— Start The input —

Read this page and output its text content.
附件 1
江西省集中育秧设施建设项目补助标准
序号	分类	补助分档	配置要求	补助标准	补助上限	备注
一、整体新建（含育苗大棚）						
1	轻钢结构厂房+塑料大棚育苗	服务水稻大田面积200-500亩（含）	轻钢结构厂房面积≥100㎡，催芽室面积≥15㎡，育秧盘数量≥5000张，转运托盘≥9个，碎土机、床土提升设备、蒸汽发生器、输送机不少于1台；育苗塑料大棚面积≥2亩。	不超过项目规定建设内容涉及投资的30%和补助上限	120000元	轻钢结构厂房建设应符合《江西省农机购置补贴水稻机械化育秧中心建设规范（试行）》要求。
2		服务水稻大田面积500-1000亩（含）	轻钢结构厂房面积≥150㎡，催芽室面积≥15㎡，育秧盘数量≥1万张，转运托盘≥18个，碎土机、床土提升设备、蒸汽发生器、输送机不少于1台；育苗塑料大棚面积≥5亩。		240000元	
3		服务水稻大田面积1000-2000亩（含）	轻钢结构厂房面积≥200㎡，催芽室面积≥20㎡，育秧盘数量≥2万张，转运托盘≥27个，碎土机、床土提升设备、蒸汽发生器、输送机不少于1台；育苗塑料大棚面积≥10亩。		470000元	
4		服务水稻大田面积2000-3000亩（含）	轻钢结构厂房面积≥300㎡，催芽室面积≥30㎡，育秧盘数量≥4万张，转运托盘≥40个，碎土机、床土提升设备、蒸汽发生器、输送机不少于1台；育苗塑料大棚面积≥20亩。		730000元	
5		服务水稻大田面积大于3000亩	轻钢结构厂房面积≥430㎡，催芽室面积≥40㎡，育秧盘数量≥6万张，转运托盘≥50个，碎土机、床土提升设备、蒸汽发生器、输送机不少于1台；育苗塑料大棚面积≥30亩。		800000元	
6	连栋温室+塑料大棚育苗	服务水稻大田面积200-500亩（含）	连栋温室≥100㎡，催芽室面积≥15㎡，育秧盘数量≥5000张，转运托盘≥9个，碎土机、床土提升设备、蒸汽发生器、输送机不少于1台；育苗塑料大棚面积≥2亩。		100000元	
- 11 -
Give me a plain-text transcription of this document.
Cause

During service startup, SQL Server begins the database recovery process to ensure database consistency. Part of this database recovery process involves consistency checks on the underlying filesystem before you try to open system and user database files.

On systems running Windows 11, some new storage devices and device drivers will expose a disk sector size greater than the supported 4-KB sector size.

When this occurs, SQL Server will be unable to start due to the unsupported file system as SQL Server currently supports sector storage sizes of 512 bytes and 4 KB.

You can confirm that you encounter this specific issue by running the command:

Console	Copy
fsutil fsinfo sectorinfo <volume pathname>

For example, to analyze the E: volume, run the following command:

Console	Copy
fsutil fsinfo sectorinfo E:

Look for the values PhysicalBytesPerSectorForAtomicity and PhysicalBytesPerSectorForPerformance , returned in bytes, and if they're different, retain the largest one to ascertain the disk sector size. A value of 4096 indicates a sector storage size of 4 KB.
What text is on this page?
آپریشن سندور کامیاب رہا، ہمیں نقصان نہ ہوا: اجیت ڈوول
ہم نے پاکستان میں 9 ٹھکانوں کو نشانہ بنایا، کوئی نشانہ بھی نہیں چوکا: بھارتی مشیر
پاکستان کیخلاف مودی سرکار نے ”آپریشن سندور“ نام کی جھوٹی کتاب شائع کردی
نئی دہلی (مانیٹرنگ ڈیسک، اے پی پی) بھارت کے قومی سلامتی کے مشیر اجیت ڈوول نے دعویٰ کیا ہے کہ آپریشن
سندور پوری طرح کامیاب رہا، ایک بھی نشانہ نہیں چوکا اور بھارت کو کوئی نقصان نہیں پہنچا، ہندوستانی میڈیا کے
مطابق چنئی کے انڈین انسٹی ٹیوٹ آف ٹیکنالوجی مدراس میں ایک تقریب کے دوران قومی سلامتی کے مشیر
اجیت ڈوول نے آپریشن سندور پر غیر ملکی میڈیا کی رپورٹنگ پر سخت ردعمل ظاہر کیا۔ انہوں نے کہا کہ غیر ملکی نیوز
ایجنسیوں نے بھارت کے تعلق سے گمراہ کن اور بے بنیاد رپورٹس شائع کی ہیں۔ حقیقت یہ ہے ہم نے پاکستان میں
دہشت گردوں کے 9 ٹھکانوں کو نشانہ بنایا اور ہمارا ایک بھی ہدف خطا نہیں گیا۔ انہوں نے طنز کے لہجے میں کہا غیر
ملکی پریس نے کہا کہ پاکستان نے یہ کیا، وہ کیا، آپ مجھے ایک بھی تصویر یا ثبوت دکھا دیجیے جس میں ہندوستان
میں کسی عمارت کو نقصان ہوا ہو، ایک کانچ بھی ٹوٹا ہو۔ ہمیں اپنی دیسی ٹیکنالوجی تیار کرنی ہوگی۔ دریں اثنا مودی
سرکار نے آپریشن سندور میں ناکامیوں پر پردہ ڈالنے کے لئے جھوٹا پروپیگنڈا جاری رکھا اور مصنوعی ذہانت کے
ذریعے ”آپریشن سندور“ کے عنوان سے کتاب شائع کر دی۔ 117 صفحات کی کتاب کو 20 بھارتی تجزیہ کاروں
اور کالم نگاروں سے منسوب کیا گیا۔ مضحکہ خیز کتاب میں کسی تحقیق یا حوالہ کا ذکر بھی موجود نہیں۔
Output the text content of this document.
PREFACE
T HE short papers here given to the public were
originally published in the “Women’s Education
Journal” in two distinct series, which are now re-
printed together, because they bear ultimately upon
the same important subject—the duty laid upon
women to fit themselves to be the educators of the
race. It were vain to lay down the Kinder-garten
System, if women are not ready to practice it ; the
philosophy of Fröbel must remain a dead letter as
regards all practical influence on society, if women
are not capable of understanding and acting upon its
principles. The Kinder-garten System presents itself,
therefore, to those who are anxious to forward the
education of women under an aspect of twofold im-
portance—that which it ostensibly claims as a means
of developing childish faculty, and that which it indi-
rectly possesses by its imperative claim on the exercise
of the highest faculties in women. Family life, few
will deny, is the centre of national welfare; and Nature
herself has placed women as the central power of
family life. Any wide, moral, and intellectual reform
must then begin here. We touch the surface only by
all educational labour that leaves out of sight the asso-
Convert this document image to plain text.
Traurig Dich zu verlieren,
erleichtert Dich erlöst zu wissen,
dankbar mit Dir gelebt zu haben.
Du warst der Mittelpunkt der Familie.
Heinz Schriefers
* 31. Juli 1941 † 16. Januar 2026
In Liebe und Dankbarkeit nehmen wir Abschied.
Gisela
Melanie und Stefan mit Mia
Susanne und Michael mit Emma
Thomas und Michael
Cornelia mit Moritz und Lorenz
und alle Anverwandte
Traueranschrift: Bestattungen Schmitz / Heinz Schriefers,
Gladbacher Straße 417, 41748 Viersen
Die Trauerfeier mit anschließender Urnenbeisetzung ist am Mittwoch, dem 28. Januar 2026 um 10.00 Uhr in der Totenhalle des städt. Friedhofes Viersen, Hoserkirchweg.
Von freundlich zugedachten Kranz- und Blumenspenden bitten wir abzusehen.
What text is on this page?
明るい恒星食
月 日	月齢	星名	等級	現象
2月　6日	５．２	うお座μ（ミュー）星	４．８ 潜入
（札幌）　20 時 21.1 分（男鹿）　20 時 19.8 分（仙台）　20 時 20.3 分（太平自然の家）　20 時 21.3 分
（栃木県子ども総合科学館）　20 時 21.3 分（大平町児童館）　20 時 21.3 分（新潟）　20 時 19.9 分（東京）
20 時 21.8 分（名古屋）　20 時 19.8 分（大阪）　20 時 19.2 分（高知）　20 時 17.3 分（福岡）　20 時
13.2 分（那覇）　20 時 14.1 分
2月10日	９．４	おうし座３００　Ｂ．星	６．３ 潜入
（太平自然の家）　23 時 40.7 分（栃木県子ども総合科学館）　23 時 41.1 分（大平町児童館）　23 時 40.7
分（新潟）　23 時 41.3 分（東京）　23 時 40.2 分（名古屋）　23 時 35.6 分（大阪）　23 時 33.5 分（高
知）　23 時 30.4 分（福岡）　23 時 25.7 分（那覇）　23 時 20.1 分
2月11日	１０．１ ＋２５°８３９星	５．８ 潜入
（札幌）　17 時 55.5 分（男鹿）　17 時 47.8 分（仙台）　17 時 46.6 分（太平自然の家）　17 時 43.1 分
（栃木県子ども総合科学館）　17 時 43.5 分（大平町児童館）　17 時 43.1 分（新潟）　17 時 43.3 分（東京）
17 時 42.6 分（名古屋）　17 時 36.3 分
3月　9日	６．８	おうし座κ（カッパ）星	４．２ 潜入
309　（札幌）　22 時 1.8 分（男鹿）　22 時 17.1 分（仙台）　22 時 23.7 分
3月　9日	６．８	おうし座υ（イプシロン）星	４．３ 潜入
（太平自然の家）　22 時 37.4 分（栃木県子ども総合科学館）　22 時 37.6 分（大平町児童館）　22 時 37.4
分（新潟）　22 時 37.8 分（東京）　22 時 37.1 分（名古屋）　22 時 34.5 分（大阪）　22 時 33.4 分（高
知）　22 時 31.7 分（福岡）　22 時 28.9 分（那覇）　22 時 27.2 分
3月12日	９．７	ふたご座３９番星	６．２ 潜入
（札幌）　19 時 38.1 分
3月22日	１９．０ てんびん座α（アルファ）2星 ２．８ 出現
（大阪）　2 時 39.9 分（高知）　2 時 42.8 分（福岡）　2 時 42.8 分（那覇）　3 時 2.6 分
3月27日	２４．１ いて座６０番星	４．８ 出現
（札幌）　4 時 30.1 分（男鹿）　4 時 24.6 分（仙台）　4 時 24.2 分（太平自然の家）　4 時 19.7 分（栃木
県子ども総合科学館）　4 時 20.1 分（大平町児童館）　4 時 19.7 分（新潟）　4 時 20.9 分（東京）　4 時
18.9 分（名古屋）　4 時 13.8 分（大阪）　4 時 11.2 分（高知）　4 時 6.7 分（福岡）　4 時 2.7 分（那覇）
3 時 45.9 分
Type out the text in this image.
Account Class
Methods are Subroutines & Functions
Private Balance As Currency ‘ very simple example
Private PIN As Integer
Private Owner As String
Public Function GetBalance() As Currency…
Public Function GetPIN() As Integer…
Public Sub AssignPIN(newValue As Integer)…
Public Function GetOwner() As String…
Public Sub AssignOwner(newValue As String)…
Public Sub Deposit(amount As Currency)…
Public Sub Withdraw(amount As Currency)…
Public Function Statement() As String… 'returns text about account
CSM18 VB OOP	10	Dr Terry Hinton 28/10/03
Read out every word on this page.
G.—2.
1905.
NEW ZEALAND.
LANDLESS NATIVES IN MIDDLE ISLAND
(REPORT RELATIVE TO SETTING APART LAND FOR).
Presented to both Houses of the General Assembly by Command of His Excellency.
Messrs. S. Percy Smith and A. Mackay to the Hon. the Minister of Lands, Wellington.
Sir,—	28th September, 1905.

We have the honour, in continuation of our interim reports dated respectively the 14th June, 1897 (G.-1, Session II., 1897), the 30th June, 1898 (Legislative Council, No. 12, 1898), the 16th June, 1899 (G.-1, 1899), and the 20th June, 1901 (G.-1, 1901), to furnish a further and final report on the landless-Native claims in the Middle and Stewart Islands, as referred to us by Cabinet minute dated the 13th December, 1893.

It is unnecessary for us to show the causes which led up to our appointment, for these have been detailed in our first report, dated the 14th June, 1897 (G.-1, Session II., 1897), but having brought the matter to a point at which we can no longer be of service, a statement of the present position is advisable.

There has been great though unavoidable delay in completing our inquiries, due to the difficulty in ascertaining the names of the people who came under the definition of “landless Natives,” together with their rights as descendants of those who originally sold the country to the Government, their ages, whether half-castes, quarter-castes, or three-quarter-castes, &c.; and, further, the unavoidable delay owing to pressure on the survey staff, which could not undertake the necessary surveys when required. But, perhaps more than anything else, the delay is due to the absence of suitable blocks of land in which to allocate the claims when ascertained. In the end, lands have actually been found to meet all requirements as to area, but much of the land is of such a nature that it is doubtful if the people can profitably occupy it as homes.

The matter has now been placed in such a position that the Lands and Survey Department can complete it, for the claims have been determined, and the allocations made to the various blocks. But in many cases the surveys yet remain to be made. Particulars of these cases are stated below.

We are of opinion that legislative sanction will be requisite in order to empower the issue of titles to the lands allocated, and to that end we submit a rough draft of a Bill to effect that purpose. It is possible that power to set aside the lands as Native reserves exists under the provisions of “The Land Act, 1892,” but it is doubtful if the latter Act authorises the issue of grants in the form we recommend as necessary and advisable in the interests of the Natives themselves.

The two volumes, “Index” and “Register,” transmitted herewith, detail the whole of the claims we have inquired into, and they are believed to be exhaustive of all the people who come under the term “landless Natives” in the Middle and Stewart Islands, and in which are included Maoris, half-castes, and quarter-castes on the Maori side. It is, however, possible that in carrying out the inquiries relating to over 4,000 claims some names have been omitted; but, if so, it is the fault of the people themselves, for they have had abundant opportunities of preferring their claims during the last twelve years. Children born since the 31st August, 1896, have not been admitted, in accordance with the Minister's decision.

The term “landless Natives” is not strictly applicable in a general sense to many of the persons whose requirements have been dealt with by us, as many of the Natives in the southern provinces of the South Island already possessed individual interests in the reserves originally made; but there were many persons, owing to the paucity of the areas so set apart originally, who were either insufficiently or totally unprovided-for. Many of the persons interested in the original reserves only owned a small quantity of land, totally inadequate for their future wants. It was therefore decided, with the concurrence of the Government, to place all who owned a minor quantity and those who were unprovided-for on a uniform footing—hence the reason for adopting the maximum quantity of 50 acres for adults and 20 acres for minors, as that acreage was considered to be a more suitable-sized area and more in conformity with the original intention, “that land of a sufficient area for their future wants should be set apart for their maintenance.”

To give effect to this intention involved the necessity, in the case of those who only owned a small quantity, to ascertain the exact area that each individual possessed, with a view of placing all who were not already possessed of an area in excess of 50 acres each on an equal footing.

— End The input —

▶ _Task prompt_
Only lines with the word "image" should be collected from the material.

▶ _Task output_
Convert this document image to plain text.
Type out the text in this image.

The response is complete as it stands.